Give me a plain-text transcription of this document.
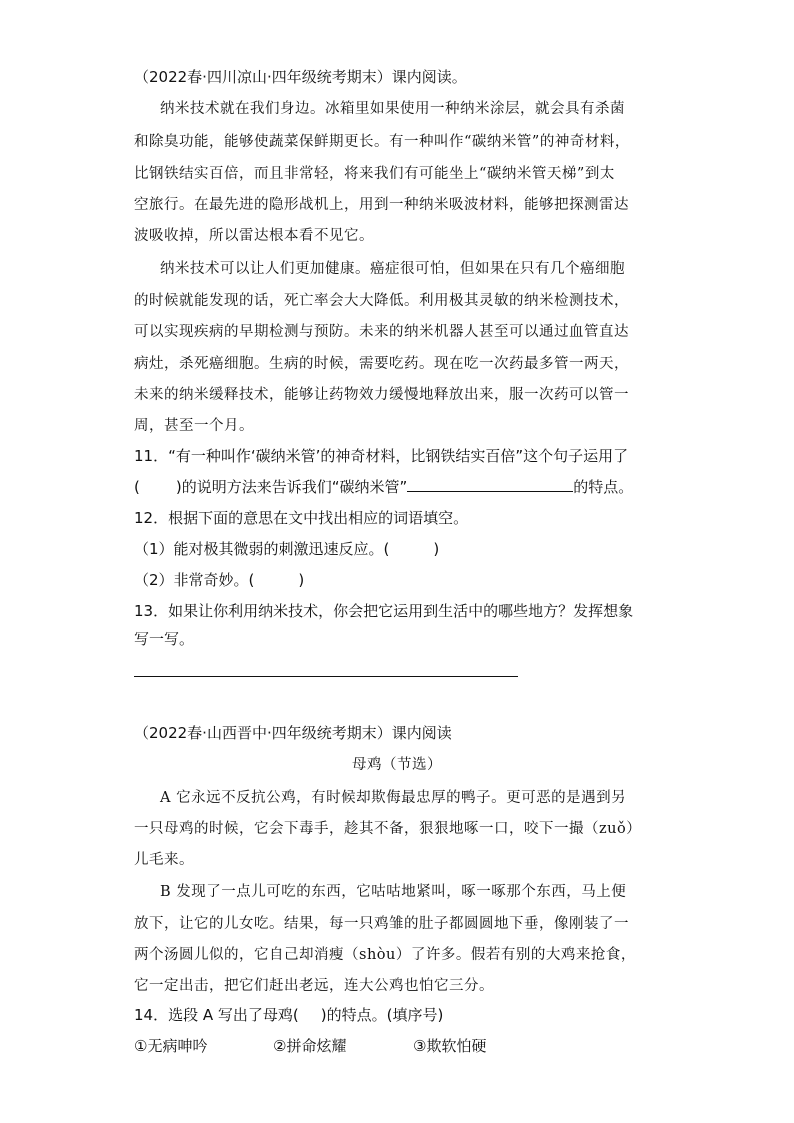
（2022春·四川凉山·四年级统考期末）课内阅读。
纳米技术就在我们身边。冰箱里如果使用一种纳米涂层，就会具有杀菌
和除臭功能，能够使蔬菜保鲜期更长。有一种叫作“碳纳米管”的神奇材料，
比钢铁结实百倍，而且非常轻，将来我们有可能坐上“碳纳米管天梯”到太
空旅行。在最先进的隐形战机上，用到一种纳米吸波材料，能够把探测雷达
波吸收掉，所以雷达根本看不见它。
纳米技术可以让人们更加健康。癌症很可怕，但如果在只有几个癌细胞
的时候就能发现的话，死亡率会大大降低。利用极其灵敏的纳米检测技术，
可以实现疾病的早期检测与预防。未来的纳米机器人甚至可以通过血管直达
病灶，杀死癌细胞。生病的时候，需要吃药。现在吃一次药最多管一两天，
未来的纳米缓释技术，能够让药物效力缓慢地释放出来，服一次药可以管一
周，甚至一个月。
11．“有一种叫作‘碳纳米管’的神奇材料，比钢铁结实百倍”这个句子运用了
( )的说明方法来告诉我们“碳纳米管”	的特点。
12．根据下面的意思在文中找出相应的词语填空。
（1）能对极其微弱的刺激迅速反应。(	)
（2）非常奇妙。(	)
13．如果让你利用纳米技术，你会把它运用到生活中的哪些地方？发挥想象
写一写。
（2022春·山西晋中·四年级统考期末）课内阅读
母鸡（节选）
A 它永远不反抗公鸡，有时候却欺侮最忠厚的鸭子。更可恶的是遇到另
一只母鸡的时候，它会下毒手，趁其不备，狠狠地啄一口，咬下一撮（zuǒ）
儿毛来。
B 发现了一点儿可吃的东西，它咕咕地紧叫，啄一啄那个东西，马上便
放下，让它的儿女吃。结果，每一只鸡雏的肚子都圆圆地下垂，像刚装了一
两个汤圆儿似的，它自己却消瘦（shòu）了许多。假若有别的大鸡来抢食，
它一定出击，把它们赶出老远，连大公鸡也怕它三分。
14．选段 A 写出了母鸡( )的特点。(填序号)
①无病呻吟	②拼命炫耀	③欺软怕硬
--
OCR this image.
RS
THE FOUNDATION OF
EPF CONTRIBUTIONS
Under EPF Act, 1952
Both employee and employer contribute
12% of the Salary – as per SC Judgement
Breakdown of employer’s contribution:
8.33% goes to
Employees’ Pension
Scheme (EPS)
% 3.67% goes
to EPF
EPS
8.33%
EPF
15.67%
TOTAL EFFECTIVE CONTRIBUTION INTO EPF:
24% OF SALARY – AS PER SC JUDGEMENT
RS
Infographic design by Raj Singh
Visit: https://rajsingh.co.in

▸ Exercise goal
List all lines holding the string "this".

▸ Written response
Give me a plain-text transcription of this document.
OCR this image.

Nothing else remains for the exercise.